Pictures excluded, retype the lines from the one containing "Parse this screenshot: output" through the last line of the data below, both included.
————————
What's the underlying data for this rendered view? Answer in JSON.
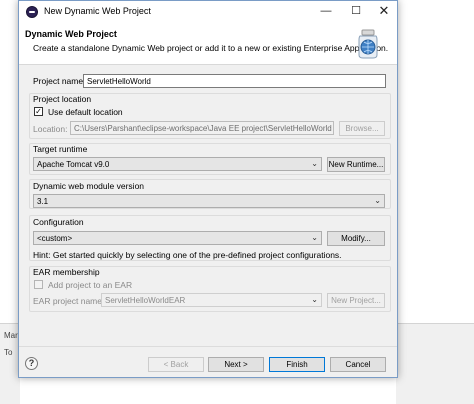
{
  "window": {
    "title": "New Dynamic Web Project"
  },
  "header": {
    "title": "Dynamic Web Project",
    "description": "Create a standalone Dynamic Web project or add it to a new or existing Enterprise Application."
  },
  "project_name": {
    "label": "Project name:",
    "value": "ServletHelloWorld"
  },
  "project_location": {
    "group_label": "Project location",
    "use_default_label": "Use default location",
    "use_default_checked": true,
    "location_label": "Location:",
    "location_value": "C:\\Users\\Parshant\\eclipse-workspace\\Java EE project\\ServletHelloWorld",
    "browse_label": "Browse..."
  },
  "target_runtime": {
    "group_label": "Target runtime",
    "selected": "Apache Tomcat v9.0",
    "new_runtime_label": "New Runtime..."
  },
  "module_version": {
    "group_label": "Dynamic web module version",
    "selected": "3.1"
  },
  "configuration": {
    "group_label": "Configuration",
    "selected": "<custom>",
    "modify_label": "Modify...",
    "hint": "Hint: Get started quickly by selecting one of the pre-defined project configurations."
  },
  "ear": {
    "group_label": "EAR membership",
    "add_label": "Add project to an EAR",
    "add_checked": false,
    "project_name_label": "EAR project name:",
    "project_name_value": "ServletHelloWorldEAR",
    "new_project_label": "New Project..."
  },
  "footer": {
    "back_label": "< Back",
    "next_label": "Next >",
    "finish_label": "Finish",
    "cancel_label": "Cancel"
  },
  "background": {
    "mark_label": "Mark",
    "item_label": "To"
  }
}
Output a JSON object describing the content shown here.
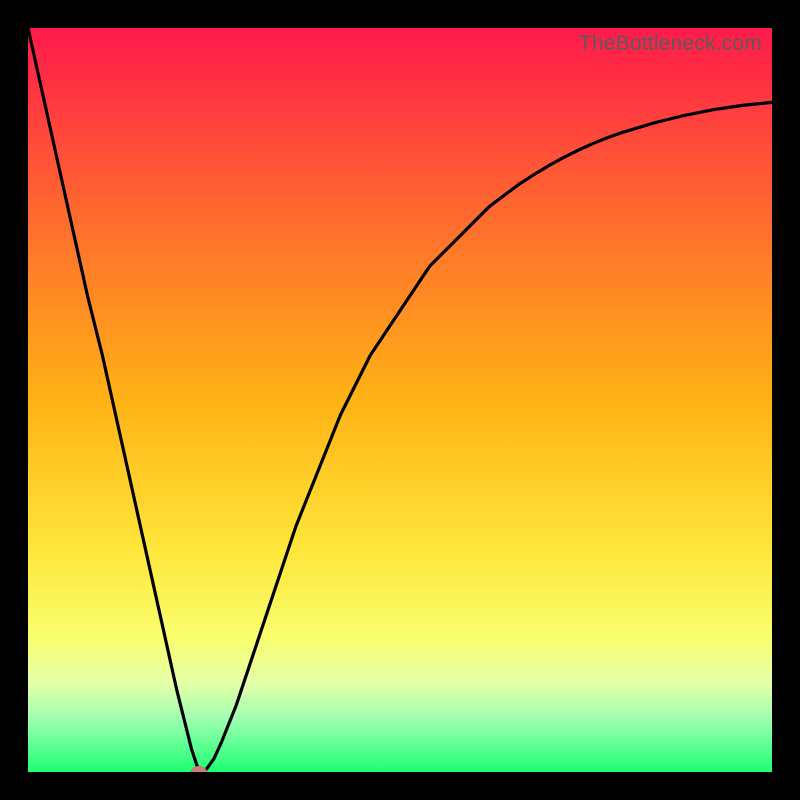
{
  "watermark": "TheBottleneck.com",
  "colors": {
    "frame": "#000000",
    "grad_top": "#ff1a4b",
    "grad_25": "#ff6a2f",
    "grad_50": "#ffb215",
    "grad_70": "#ffe63a",
    "grad_82": "#f8ff6e",
    "grad_88": "#e6ffa8",
    "grad_93": "#9cffb0",
    "grad_bottom": "#1dff73",
    "curve": "#000000",
    "marker": "#c97f78"
  },
  "chart_data": {
    "type": "line",
    "title": "",
    "xlabel": "",
    "ylabel": "",
    "xlim": [
      0,
      100
    ],
    "ylim": [
      0,
      100
    ],
    "x": [
      0,
      2,
      4,
      6,
      8,
      10,
      12,
      14,
      16,
      18,
      20,
      22,
      23,
      24,
      25,
      26,
      28,
      30,
      32,
      34,
      36,
      38,
      40,
      42,
      44,
      46,
      48,
      50,
      52,
      54,
      56,
      58,
      60,
      62,
      64,
      66,
      68,
      70,
      72,
      74,
      76,
      78,
      80,
      82,
      84,
      86,
      88,
      90,
      92,
      94,
      96,
      98,
      100
    ],
    "values": [
      100,
      91,
      82,
      73,
      64,
      56,
      47,
      38,
      29,
      20,
      11,
      3,
      0,
      0.4,
      1.8,
      4,
      9,
      15,
      21,
      27,
      33,
      38,
      43,
      48,
      52,
      56,
      59,
      62,
      65,
      68,
      70,
      72,
      74,
      76,
      77.5,
      79,
      80.3,
      81.5,
      82.6,
      83.6,
      84.5,
      85.3,
      86,
      86.6,
      87.2,
      87.7,
      88.2,
      88.6,
      89,
      89.3,
      89.6,
      89.8,
      90
    ],
    "marker": {
      "x": 23,
      "y": 0
    }
  }
}
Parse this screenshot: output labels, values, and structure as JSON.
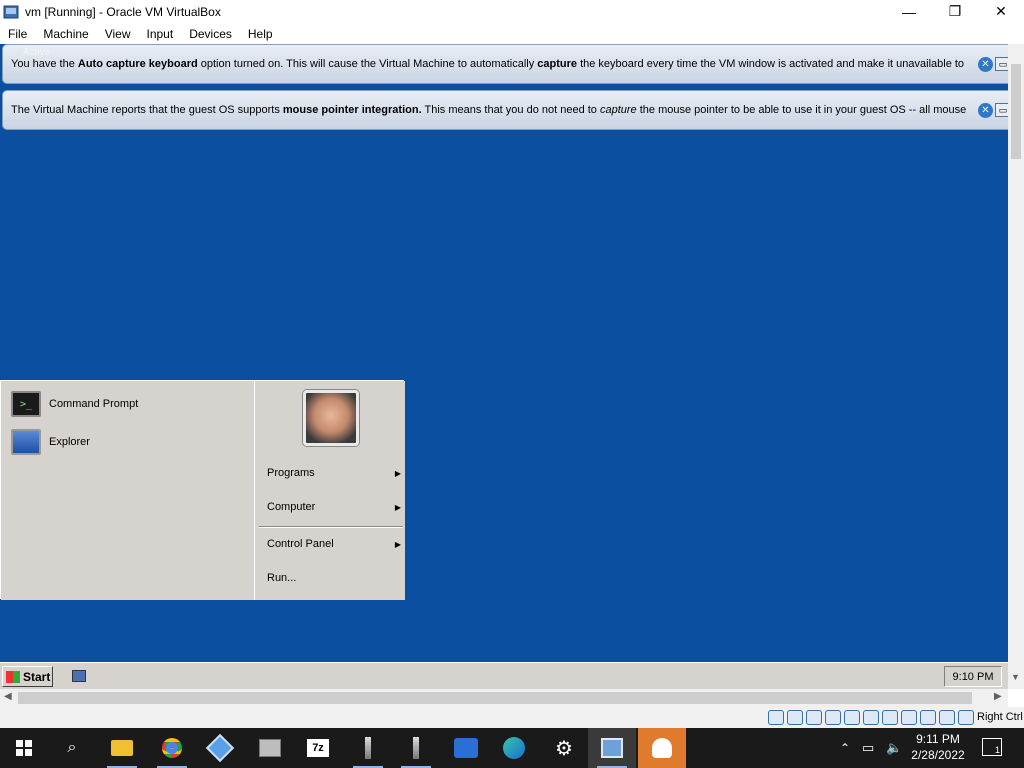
{
  "window": {
    "title": "vm [Running] - Oracle VM VirtualBox",
    "minimize": "—",
    "restore": "❐",
    "close": "✕"
  },
  "menu": [
    "File",
    "Machine",
    "View",
    "Input",
    "Devices",
    "Help"
  ],
  "vm": {
    "active_label": "Active",
    "notice1": {
      "p1": "You have the ",
      "b1": "Auto capture keyboard",
      "p2": " option turned on. This will cause the Virtual Machine to automatically ",
      "b2": "capture",
      "p3": " the keyboard every time the VM window is activated and make it unavailable to"
    },
    "notice2": {
      "p1": "The Virtual Machine reports that the guest OS supports ",
      "b1": "mouse pointer integration.",
      "p2": " This means that you do not need to ",
      "i1": "capture",
      "p3": " the mouse pointer to be able to use it in your guest OS -- all mouse"
    },
    "start_menu": {
      "left_items": [
        "Command Prompt",
        "Explorer"
      ],
      "right_items": [
        {
          "label": "Programs",
          "submenu": true
        },
        {
          "label": "Computer",
          "submenu": true
        },
        {
          "label": "Control Panel",
          "submenu": true
        },
        {
          "label": "Run...",
          "submenu": false
        }
      ]
    },
    "taskbar": {
      "start_label": "Start",
      "clock": "9:10 PM"
    }
  },
  "statusbar": {
    "host_key": "Right Ctrl"
  },
  "host_taskbar": {
    "time": "9:11 PM",
    "date": "2/28/2022",
    "notifications": "1",
    "icons": [
      "windows-start-icon",
      "search-icon",
      "file-explorer-icon",
      "chrome-icon",
      "virtualbox-icon",
      "app-icon",
      "7zip-icon",
      "app-icon",
      "app-icon",
      "app-icon",
      "edge-icon",
      "settings-icon",
      "vm-icon",
      "person-icon"
    ]
  }
}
————————
Answer to this problem »
Parse this screenshot: output labels, values, and structure as JSON.
{
  "window": {
    "title": "vm [Running] - Oracle VM VirtualBox",
    "minimize": "—",
    "restore": "❐",
    "close": "✕"
  },
  "menu": [
    "File",
    "Machine",
    "View",
    "Input",
    "Devices",
    "Help"
  ],
  "vm": {
    "active_label": "Active",
    "notice1": {
      "p1": "You have the ",
      "b1": "Auto capture keyboard",
      "p2": " option turned on. This will cause the Virtual Machine to automatically ",
      "b2": "capture",
      "p3": " the keyboard every time the VM window is activated and make it unavailable to"
    },
    "notice2": {
      "p1": "The Virtual Machine reports that the guest OS supports ",
      "b1": "mouse pointer integration.",
      "p2": " This means that you do not need to ",
      "i1": "capture",
      "p3": " the mouse pointer to be able to use it in your guest OS -- all mouse"
    },
    "start_menu": {
      "left_items": [
        "Command Prompt",
        "Explorer"
      ],
      "right_items": [
        {
          "label": "Programs",
          "submenu": true
        },
        {
          "label": "Computer",
          "submenu": true
        },
        {
          "label": "Control Panel",
          "submenu": true
        },
        {
          "label": "Run...",
          "submenu": false
        }
      ]
    },
    "taskbar": {
      "start_label": "Start",
      "clock": "9:10 PM"
    }
  },
  "statusbar": {
    "host_key": "Right Ctrl"
  },
  "host_taskbar": {
    "time": "9:11 PM",
    "date": "2/28/2022",
    "notifications": "1",
    "icons": [
      "windows-start-icon",
      "search-icon",
      "file-explorer-icon",
      "chrome-icon",
      "virtualbox-icon",
      "app-icon",
      "7zip-icon",
      "app-icon",
      "app-icon",
      "app-icon",
      "edge-icon",
      "settings-icon",
      "vm-icon",
      "person-icon"
    ]
  }
}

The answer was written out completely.